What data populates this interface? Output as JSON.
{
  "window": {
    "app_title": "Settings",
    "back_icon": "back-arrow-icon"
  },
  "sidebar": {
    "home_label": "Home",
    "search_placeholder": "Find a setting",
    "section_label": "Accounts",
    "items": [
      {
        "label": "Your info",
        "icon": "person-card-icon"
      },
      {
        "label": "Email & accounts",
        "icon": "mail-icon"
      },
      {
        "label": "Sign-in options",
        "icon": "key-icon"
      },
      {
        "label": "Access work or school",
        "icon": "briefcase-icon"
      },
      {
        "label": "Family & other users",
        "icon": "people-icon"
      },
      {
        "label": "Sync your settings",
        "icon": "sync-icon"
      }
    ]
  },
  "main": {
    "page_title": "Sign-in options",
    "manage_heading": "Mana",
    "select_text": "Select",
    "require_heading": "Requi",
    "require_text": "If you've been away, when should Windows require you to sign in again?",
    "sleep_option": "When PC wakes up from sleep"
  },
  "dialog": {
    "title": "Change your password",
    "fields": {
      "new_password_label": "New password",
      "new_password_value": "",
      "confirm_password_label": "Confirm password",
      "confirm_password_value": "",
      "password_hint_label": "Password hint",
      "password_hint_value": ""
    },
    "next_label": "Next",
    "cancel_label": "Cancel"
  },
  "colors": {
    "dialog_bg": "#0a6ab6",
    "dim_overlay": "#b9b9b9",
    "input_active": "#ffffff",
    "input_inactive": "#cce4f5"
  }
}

Task description —
Set down each entry again, unchanged.

Result of the exercise —
What data populates this interface? Output as JSON.
{
  "window": {
    "app_title": "Settings",
    "back_icon": "back-arrow-icon"
  },
  "sidebar": {
    "home_label": "Home",
    "search_placeholder": "Find a setting",
    "section_label": "Accounts",
    "items": [
      {
        "label": "Your info",
        "icon": "person-card-icon"
      },
      {
        "label": "Email & accounts",
        "icon": "mail-icon"
      },
      {
        "label": "Sign-in options",
        "icon": "key-icon"
      },
      {
        "label": "Access work or school",
        "icon": "briefcase-icon"
      },
      {
        "label": "Family & other users",
        "icon": "people-icon"
      },
      {
        "label": "Sync your settings",
        "icon": "sync-icon"
      }
    ]
  },
  "main": {
    "page_title": "Sign-in options",
    "manage_heading": "Mana",
    "select_text": "Select",
    "require_heading": "Requi",
    "require_text": "If you've been away, when should Windows require you to sign in again?",
    "sleep_option": "When PC wakes up from sleep"
  },
  "dialog": {
    "title": "Change your password",
    "fields": {
      "new_password_label": "New password",
      "new_password_value": "",
      "confirm_password_label": "Confirm password",
      "confirm_password_value": "",
      "password_hint_label": "Password hint",
      "password_hint_value": ""
    },
    "next_label": "Next",
    "cancel_label": "Cancel"
  },
  "colors": {
    "dialog_bg": "#0a6ab6",
    "dim_overlay": "#b9b9b9",
    "input_active": "#ffffff",
    "input_inactive": "#cce4f5"
  }
}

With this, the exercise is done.